WHAT YOU WILL DO:
Make an exact copy of all the material below, apart from the pictures.

RECORDS:
** BEGIN **

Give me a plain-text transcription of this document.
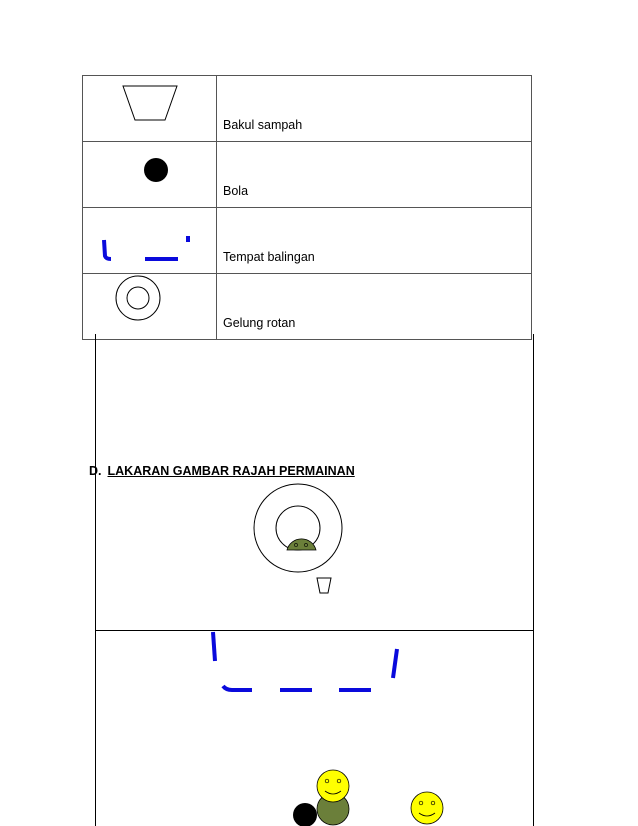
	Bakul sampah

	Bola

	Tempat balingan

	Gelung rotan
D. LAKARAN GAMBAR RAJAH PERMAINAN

** END **

FINISHED TASK:
Give me a plain-text transcription of this document.
	Bakul sampah

	Bola

	Tempat balingan

	Gelung rotan
D. LAKARAN GAMBAR RAJAH PERMAINAN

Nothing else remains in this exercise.